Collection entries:

******************************

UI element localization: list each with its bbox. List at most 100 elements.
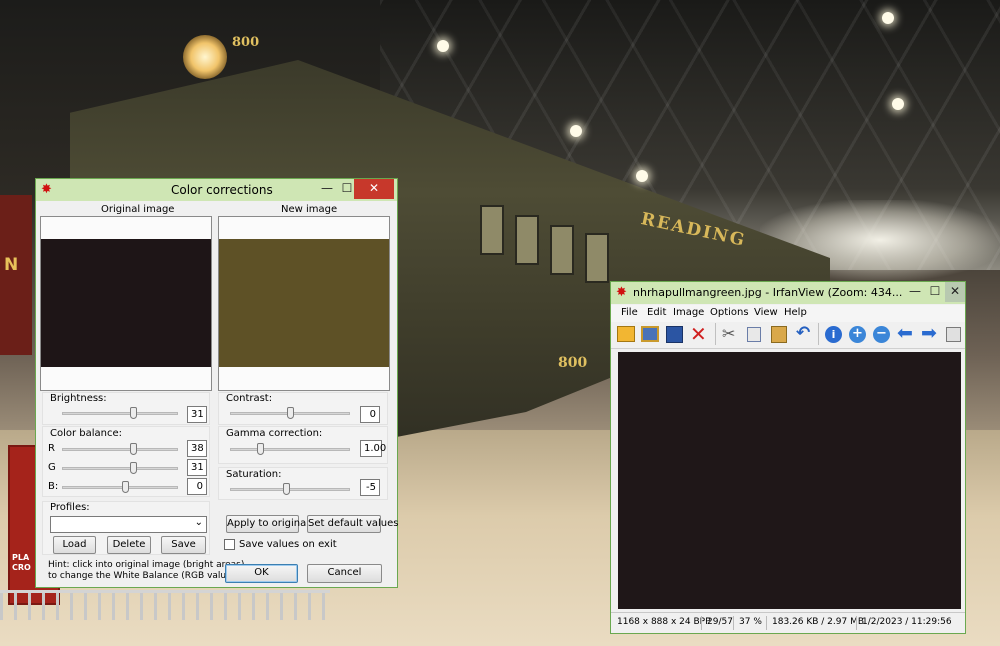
status-bar: 1168 x 888 x 24 BPP 29/57 37 % 183.26 KB… xyxy=(611,612,965,633)
ceiling-light xyxy=(570,125,582,137)
green-label: G xyxy=(48,462,56,473)
load-button[interactable]: Load xyxy=(53,536,96,554)
dialog-titlebar[interactable]: ✸ Color corrections — ☐ ✕ xyxy=(36,179,397,201)
status-separator xyxy=(701,616,702,630)
green-slider-thumb[interactable] xyxy=(130,462,138,474)
green-slider-track[interactable] xyxy=(62,467,178,470)
apply-to-original-button[interactable]: Apply to original xyxy=(226,515,309,533)
delete-button[interactable]: Delete xyxy=(107,536,151,554)
viewer-title: nhrhapullmangreen.jpg - IrfanView (Zoom:… xyxy=(633,286,903,299)
car-number-top: 800 xyxy=(232,35,260,50)
close-button[interactable]: ✕ xyxy=(945,282,965,302)
toolbar-separator xyxy=(715,323,716,345)
paste-icon[interactable] xyxy=(771,326,787,343)
displayed-image[interactable] xyxy=(618,352,961,609)
thumbnails-icon[interactable] xyxy=(641,326,659,342)
brightness-slider-thumb[interactable] xyxy=(130,407,138,419)
red-value-field[interactable]: 38 xyxy=(187,440,207,457)
status-index: 29/57 xyxy=(707,617,733,627)
blue-value-field[interactable]: 0 xyxy=(187,478,207,495)
irfanview-logo-icon: ✸ xyxy=(616,285,627,300)
ceiling-light xyxy=(892,98,904,110)
menu-file[interactable]: File xyxy=(621,307,638,318)
blue-slider-track[interactable] xyxy=(62,486,178,489)
gamma-slider-thumb[interactable] xyxy=(256,443,264,455)
status-zoom: 37 % xyxy=(739,617,762,627)
blue-slider-thumb[interactable] xyxy=(122,481,130,493)
train-headlamp xyxy=(183,35,227,79)
status-separator xyxy=(766,616,767,630)
contrast-label: Contrast: xyxy=(226,393,273,404)
maximize-button[interactable]: ☐ xyxy=(925,282,945,302)
train-window xyxy=(515,215,539,265)
toolbar-separator xyxy=(818,323,819,345)
red-car xyxy=(0,195,32,355)
new-image-frame xyxy=(218,216,390,391)
train-window xyxy=(550,225,574,275)
red-slider-track[interactable] xyxy=(62,448,178,451)
delete-icon[interactable]: ✕ xyxy=(690,322,707,346)
green-value-field[interactable]: 31 xyxy=(187,459,207,476)
red-slider-thumb[interactable] xyxy=(130,443,138,455)
open-icon[interactable] xyxy=(617,326,635,342)
set-default-values-button[interactable]: Set default values xyxy=(307,515,399,533)
close-button[interactable]: ✕ xyxy=(354,179,394,199)
zoom-in-icon[interactable]: + xyxy=(849,326,866,343)
save-icon[interactable] xyxy=(666,326,683,343)
previous-icon[interactable]: ⬅ xyxy=(897,322,913,344)
save-on-exit-label: Save values on exit xyxy=(239,539,337,550)
blue-label: B: xyxy=(48,481,59,492)
platform-fence xyxy=(0,590,330,620)
platform-sign-text: PLA CRO xyxy=(12,553,31,572)
saturation-slider-thumb[interactable] xyxy=(282,483,290,495)
next-icon[interactable]: ➡ xyxy=(921,322,937,344)
brightness-slider-track[interactable] xyxy=(62,412,178,415)
contrast-slider-thumb[interactable] xyxy=(286,407,294,419)
status-datetime: 1/2/2023 / 11:29:56 xyxy=(862,617,952,627)
white-balance-hint: Hint: click into original image (bright … xyxy=(48,560,244,581)
menu-help[interactable]: Help xyxy=(784,307,807,318)
save-on-exit-checkbox[interactable] xyxy=(224,539,235,550)
new-image-label: New image xyxy=(281,204,338,215)
slideshow-icon[interactable] xyxy=(946,327,961,342)
ceiling-light xyxy=(882,12,894,24)
gamma-slider-track[interactable] xyxy=(230,448,350,451)
train-window xyxy=(585,233,609,283)
zoom-out-icon[interactable]: − xyxy=(873,326,890,343)
gamma-label: Gamma correction: xyxy=(226,428,323,439)
red-label: R xyxy=(48,443,55,454)
image-area[interactable] xyxy=(611,349,965,612)
red-car-text: N xyxy=(4,255,19,275)
info-icon[interactable]: i xyxy=(825,326,842,343)
chevron-down-icon: ⌄ xyxy=(194,517,203,528)
color-balance-label: Color balance: xyxy=(50,428,123,439)
menu-view[interactable]: View xyxy=(754,307,778,318)
cut-icon[interactable]: ✂ xyxy=(722,324,735,343)
profiles-dropdown[interactable]: ⌄ xyxy=(50,516,207,533)
original-image-preview[interactable] xyxy=(41,239,211,367)
irfanview-window: ✸ nhrhapullmangreen.jpg - IrfanView (Zoo… xyxy=(610,281,966,634)
ceiling-light xyxy=(437,40,449,52)
menu-edit[interactable]: Edit xyxy=(647,307,666,318)
menu-image[interactable]: Image xyxy=(673,307,704,318)
original-image-frame[interactable] xyxy=(40,216,212,391)
undo-icon[interactable]: ↶ xyxy=(796,323,810,343)
status-separator xyxy=(733,616,734,630)
saturation-value-field[interactable]: -5 xyxy=(360,479,380,496)
brightness-value-field[interactable]: 31 xyxy=(187,406,207,423)
irfanview-logo-icon: ✸ xyxy=(41,182,52,197)
ok-button[interactable]: OK xyxy=(225,564,298,583)
status-dimensions: 1168 x 888 x 24 BPP xyxy=(617,617,711,627)
copy-icon[interactable] xyxy=(747,327,761,342)
viewer-titlebar[interactable]: ✸ nhrhapullmangreen.jpg - IrfanView (Zoo… xyxy=(611,282,965,304)
profiles-label: Profiles: xyxy=(50,502,90,513)
menu-options[interactable]: Options xyxy=(710,307,749,318)
saturation-slider-track[interactable] xyxy=(230,488,350,491)
save-button[interactable]: Save xyxy=(161,536,206,554)
minimize-button[interactable]: — xyxy=(905,282,925,302)
contrast-value-field[interactable]: 0 xyxy=(360,406,380,423)
car-number-side: 800 xyxy=(558,355,588,371)
cancel-button[interactable]: Cancel xyxy=(307,564,382,583)
brightness-label: Brightness: xyxy=(50,393,107,404)
gamma-value-field[interactable]: 1.00 xyxy=(360,440,386,457)
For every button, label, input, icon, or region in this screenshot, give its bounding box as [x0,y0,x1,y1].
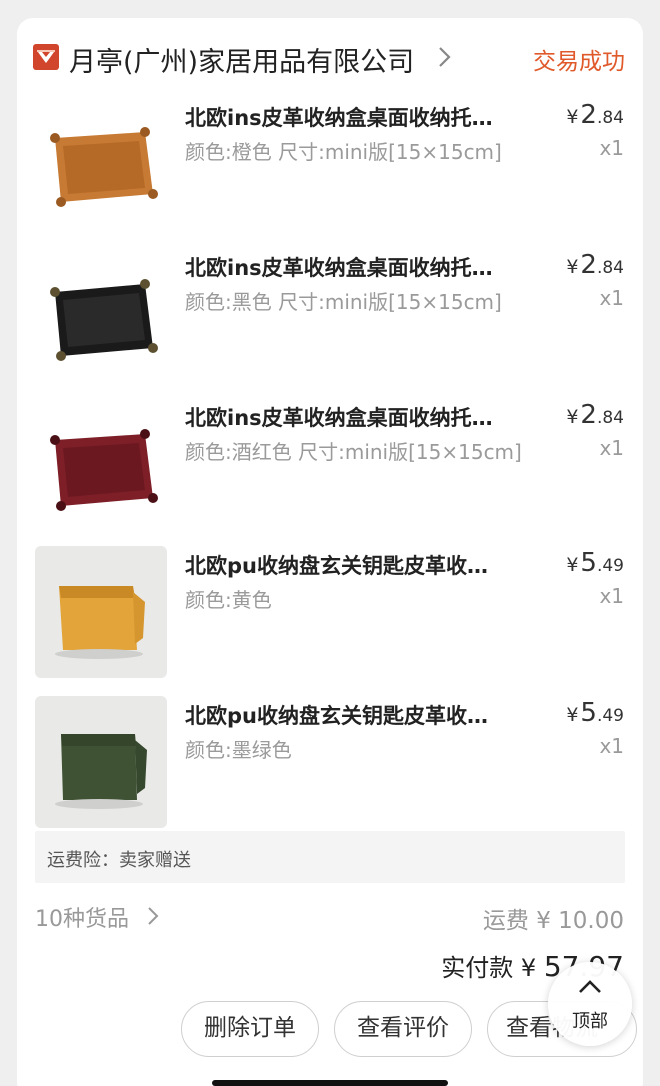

******************************

:: PROBLEM DETAILS ::
Copy every line of the collection entries above word for word, but omit the pictures.

:: OUTPUT OF THE TASK ::
UI element localization: list each with its bbox. List at most 100 elements.
status-bar: 1168 x 888 x 24 BPP 29/57 37 % 183.26 KB… xyxy=(611,612,965,633)
ceiling-light xyxy=(570,125,582,137)
green-label: G xyxy=(48,462,56,473)
load-button[interactable]: Load xyxy=(53,536,96,554)
dialog-titlebar[interactable]: ✸ Color corrections — ☐ ✕ xyxy=(36,179,397,201)
status-separator xyxy=(701,616,702,630)
green-slider-thumb[interactable] xyxy=(130,462,138,474)
green-slider-track[interactable] xyxy=(62,467,178,470)
apply-to-original-button[interactable]: Apply to original xyxy=(226,515,309,533)
delete-button[interactable]: Delete xyxy=(107,536,151,554)
viewer-title: nhrhapullmangreen.jpg - IrfanView (Zoom:… xyxy=(633,286,903,299)
car-number-top: 800 xyxy=(232,35,260,50)
close-button[interactable]: ✕ xyxy=(945,282,965,302)
toolbar-separator xyxy=(715,323,716,345)
paste-icon[interactable] xyxy=(771,326,787,343)
displayed-image[interactable] xyxy=(618,352,961,609)
thumbnails-icon[interactable] xyxy=(641,326,659,342)
brightness-slider-thumb[interactable] xyxy=(130,407,138,419)
red-value-field[interactable]: 38 xyxy=(187,440,207,457)
status-index: 29/57 xyxy=(707,617,733,627)
blue-value-field[interactable]: 0 xyxy=(187,478,207,495)
irfanview-logo-icon: ✸ xyxy=(616,285,627,300)
ceiling-light xyxy=(892,98,904,110)
menu-file[interactable]: File xyxy=(621,307,638,318)
blue-slider-track[interactable] xyxy=(62,486,178,489)
gamma-slider-thumb[interactable] xyxy=(256,443,264,455)
status-zoom: 37 % xyxy=(739,617,762,627)
blue-slider-thumb[interactable] xyxy=(122,481,130,493)
train-headlamp xyxy=(183,35,227,79)
status-separator xyxy=(766,616,767,630)
contrast-label: Contrast: xyxy=(226,393,273,404)
maximize-button[interactable]: ☐ xyxy=(925,282,945,302)
train-window xyxy=(515,215,539,265)
toolbar-separator xyxy=(818,323,819,345)
red-car xyxy=(0,195,32,355)
new-image-frame xyxy=(218,216,390,391)
train-window xyxy=(550,225,574,275)
red-slider-track[interactable] xyxy=(62,448,178,451)
delete-icon[interactable]: ✕ xyxy=(690,322,707,346)
green-value-field[interactable]: 31 xyxy=(187,459,207,476)
red-slider-thumb[interactable] xyxy=(130,443,138,455)
open-icon[interactable] xyxy=(617,326,635,342)
set-default-values-button[interactable]: Set default values xyxy=(307,515,399,533)
close-button[interactable]: ✕ xyxy=(354,179,394,199)
zoom-in-icon[interactable]: + xyxy=(849,326,866,343)
save-icon[interactable] xyxy=(666,326,683,343)
previous-icon[interactable]: ⬅ xyxy=(897,322,913,344)
save-on-exit-label: Save values on exit xyxy=(239,539,337,550)
blue-label: B: xyxy=(48,481,59,492)
platform-fence xyxy=(0,590,330,620)
platform-sign-text: PLA CRO xyxy=(12,553,31,572)
saturation-slider-thumb[interactable] xyxy=(282,483,290,495)
next-icon[interactable]: ➡ xyxy=(921,322,937,344)
brightness-slider-track[interactable] xyxy=(62,412,178,415)
contrast-slider-thumb[interactable] xyxy=(286,407,294,419)
status-datetime: 1/2/2023 / 11:29:56 xyxy=(862,617,952,627)
white-balance-hint: Hint: click into original image (bright … xyxy=(48,560,244,581)
menu-help[interactable]: Help xyxy=(784,307,807,318)
save-on-exit-checkbox[interactable] xyxy=(224,539,235,550)
new-image-label: New image xyxy=(281,204,338,215)
slideshow-icon[interactable] xyxy=(946,327,961,342)
ceiling-light xyxy=(882,12,894,24)
gamma-slider-track[interactable] xyxy=(230,448,350,451)
train-window xyxy=(585,233,609,283)
zoom-out-icon[interactable]: − xyxy=(873,326,890,343)
gamma-label: Gamma correction: xyxy=(226,428,323,439)
red-label: R xyxy=(48,443,55,454)
image-area[interactable] xyxy=(611,349,965,612)
red-car-text: N xyxy=(4,255,19,275)
info-icon[interactable]: i xyxy=(825,326,842,343)
chevron-down-icon: ⌄ xyxy=(194,517,203,528)
color-balance-label: Color balance: xyxy=(50,428,123,439)
menu-view[interactable]: View xyxy=(754,307,778,318)
cut-icon[interactable]: ✂ xyxy=(722,324,735,343)
profiles-dropdown[interactable]: ⌄ xyxy=(50,516,207,533)
original-image-preview[interactable] xyxy=(41,239,211,367)
irfanview-window: ✸ nhrhapullmangreen.jpg - IrfanView (Zoo… xyxy=(610,281,966,634)
ceiling-light xyxy=(437,40,449,52)
menu-edit[interactable]: Edit xyxy=(647,307,666,318)
menu-image[interactable]: Image xyxy=(673,307,704,318)
original-image-frame[interactable] xyxy=(40,216,212,391)
undo-icon[interactable]: ↶ xyxy=(796,323,810,343)
status-separator xyxy=(733,616,734,630)
saturation-value-field[interactable]: -5 xyxy=(360,479,380,496)
brightness-value-field[interactable]: 31 xyxy=(187,406,207,423)
irfanview-logo-icon: ✸ xyxy=(41,182,52,197)
ok-button[interactable]: OK xyxy=(225,564,298,583)
status-dimensions: 1168 x 888 x 24 BPP xyxy=(617,617,711,627)
copy-icon[interactable] xyxy=(747,327,761,342)
viewer-titlebar[interactable]: ✸ nhrhapullmangreen.jpg - IrfanView (Zoo… xyxy=(611,282,965,304)
profiles-label: Profiles: xyxy=(50,502,90,513)
menu-options[interactable]: Options xyxy=(710,307,749,318)
saturation-slider-track[interactable] xyxy=(230,488,350,491)
save-button[interactable]: Save xyxy=(161,536,206,554)
minimize-button[interactable]: — xyxy=(905,282,925,302)
contrast-value-field[interactable]: 0 xyxy=(360,406,380,423)
car-number-side: 800 xyxy=(558,355,588,371)
cancel-button[interactable]: Cancel xyxy=(307,564,382,583)
brightness-label: Brightness: xyxy=(50,393,107,404)
gamma-value-field[interactable]: 1.00 xyxy=(360,440,386,457)
For every button, label, input, icon, or region in this screenshot, give its bounding box as [x0,y0,x1,y1].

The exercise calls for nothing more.